━━ Working data ━━

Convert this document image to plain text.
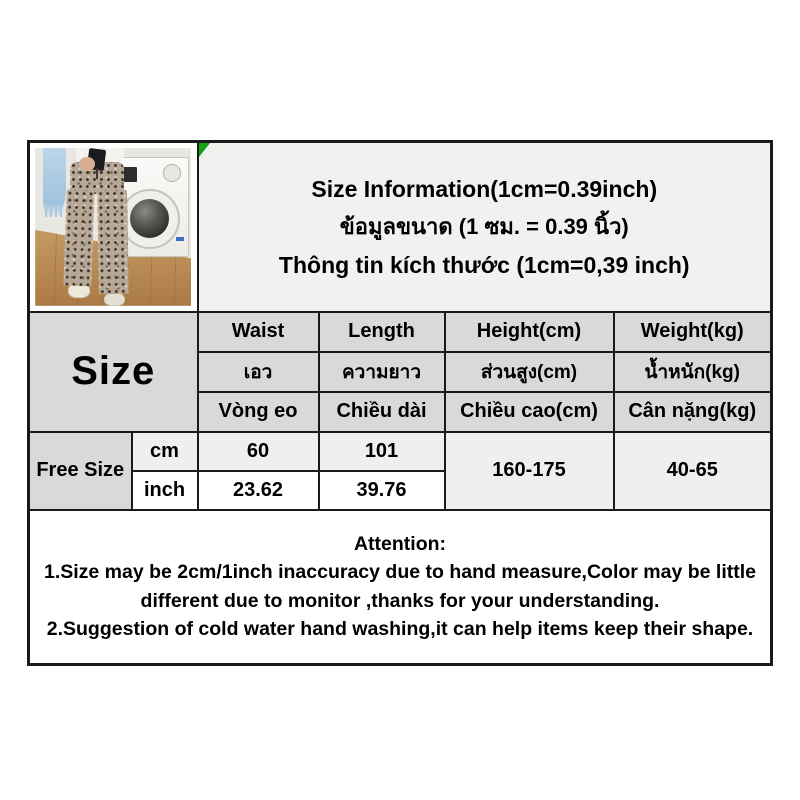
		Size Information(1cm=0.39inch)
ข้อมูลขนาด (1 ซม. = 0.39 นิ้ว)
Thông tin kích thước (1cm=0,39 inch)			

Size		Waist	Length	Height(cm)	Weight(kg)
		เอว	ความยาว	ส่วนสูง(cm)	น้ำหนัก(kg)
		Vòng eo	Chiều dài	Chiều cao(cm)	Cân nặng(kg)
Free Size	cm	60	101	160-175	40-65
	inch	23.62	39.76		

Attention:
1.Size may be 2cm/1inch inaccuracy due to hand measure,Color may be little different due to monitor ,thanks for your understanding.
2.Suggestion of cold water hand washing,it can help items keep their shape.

━━━

* **The request**
Copy the listing over exactly, skipping the pictures it holds.

* **Full solution**
Convert this document image to plain text.
		Size Information(1cm=0.39inch)
ข้อมูลขนาด (1 ซม. = 0.39 นิ้ว)
Thông tin kích thước (1cm=0,39 inch)			

Size		Waist	Length	Height(cm)	Weight(kg)
		เอว	ความยาว	ส่วนสูง(cm)	น้ำหนัก(kg)
		Vòng eo	Chiều dài	Chiều cao(cm)	Cân nặng(kg)
Free Size	cm	60	101	160-175	40-65
	inch	23.62	39.76		

Attention:
1.Size may be 2cm/1inch inaccuracy due to hand measure,Color may be little different due to monitor ,thanks for your understanding.
2.Suggestion of cold water hand washing,it can help items keep their shape.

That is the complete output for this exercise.